Required task
Take the entries below and reproduce them word for word.
▬▬▬
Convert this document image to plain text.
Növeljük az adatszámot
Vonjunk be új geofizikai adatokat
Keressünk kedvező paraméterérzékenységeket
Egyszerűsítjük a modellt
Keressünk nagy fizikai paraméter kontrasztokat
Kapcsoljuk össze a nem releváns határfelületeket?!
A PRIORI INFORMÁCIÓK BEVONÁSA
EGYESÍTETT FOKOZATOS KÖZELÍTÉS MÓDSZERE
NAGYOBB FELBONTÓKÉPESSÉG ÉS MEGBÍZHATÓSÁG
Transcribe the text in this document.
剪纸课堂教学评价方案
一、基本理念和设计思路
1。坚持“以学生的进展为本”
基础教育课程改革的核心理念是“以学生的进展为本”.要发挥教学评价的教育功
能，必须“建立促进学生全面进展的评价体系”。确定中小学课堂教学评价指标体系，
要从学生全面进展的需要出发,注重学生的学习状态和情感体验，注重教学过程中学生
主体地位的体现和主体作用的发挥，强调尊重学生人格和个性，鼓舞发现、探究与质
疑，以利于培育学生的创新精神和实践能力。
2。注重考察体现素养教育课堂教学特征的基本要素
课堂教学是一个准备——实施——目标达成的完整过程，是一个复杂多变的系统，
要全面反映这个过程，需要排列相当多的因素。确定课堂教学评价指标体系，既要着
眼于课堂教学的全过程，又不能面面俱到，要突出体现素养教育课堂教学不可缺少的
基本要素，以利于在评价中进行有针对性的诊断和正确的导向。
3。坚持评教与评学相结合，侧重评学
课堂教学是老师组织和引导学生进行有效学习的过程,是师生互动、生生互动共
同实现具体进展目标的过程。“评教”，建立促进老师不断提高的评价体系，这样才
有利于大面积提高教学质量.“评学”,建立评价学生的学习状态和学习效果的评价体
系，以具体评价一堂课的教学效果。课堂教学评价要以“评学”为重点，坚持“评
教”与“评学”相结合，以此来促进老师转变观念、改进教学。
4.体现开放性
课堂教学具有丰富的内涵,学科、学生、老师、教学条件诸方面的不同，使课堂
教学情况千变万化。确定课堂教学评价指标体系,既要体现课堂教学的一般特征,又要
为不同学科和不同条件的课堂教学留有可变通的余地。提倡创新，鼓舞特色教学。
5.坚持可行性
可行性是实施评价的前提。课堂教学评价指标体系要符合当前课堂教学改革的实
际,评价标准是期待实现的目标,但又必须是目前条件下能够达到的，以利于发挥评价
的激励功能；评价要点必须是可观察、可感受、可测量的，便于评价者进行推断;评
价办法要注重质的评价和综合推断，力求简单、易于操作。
▬▬▬
Full response
Convert this document image to plain text.
Növeljük az adatszámot
Vonjunk be új geofizikai adatokat
Keressünk kedvező paraméterérzékenységeket
Egyszerűsítjük a modellt
Keressünk nagy fizikai paraméter kontrasztokat
Kapcsoljuk össze a nem releváns határfelületeket?!
A PRIORI INFORMÁCIÓK BEVONÁSA
EGYESÍTETT FOKOZATOS KÖZELÍTÉS MÓDSZERE
NAGYOBB FELBONTÓKÉPESSÉG ÉS MEGBÍZHATÓSÁG
Transcribe the text in this document.
剪纸课堂教学评价方案
一、基本理念和设计思路
1。坚持“以学生的进展为本”
基础教育课程改革的核心理念是“以学生的进展为本”.要发挥教学评价的教育功
能，必须“建立促进学生全面进展的评价体系”。确定中小学课堂教学评价指标体系，
要从学生全面进展的需要出发,注重学生的学习状态和情感体验，注重教学过程中学生
主体地位的体现和主体作用的发挥，强调尊重学生人格和个性，鼓舞发现、探究与质
疑，以利于培育学生的创新精神和实践能力。
2。注重考察体现素养教育课堂教学特征的基本要素
课堂教学是一个准备——实施——目标达成的完整过程，是一个复杂多变的系统，
要全面反映这个过程，需要排列相当多的因素。确定课堂教学评价指标体系，既要着
眼于课堂教学的全过程，又不能面面俱到，要突出体现素养教育课堂教学不可缺少的
基本要素，以利于在评价中进行有针对性的诊断和正确的导向。
3。坚持评教与评学相结合，侧重评学
课堂教学是老师组织和引导学生进行有效学习的过程,是师生互动、生生互动共
同实现具体进展目标的过程。“评教”，建立促进老师不断提高的评价体系，这样才
有利于大面积提高教学质量.“评学”,建立评价学生的学习状态和学习效果的评价体
系，以具体评价一堂课的教学效果。课堂教学评价要以“评学”为重点，坚持“评
教”与“评学”相结合，以此来促进老师转变观念、改进教学。
4.体现开放性
课堂教学具有丰富的内涵,学科、学生、老师、教学条件诸方面的不同，使课堂
教学情况千变万化。确定课堂教学评价指标体系,既要体现课堂教学的一般特征,又要
为不同学科和不同条件的课堂教学留有可变通的余地。提倡创新，鼓舞特色教学。
5.坚持可行性
可行性是实施评价的前提。课堂教学评价指标体系要符合当前课堂教学改革的实
际,评价标准是期待实现的目标,但又必须是目前条件下能够达到的，以利于发挥评价
的激励功能；评价要点必须是可观察、可感受、可测量的，便于评价者进行推断;评
价办法要注重质的评价和综合推断，力求简单、易于操作。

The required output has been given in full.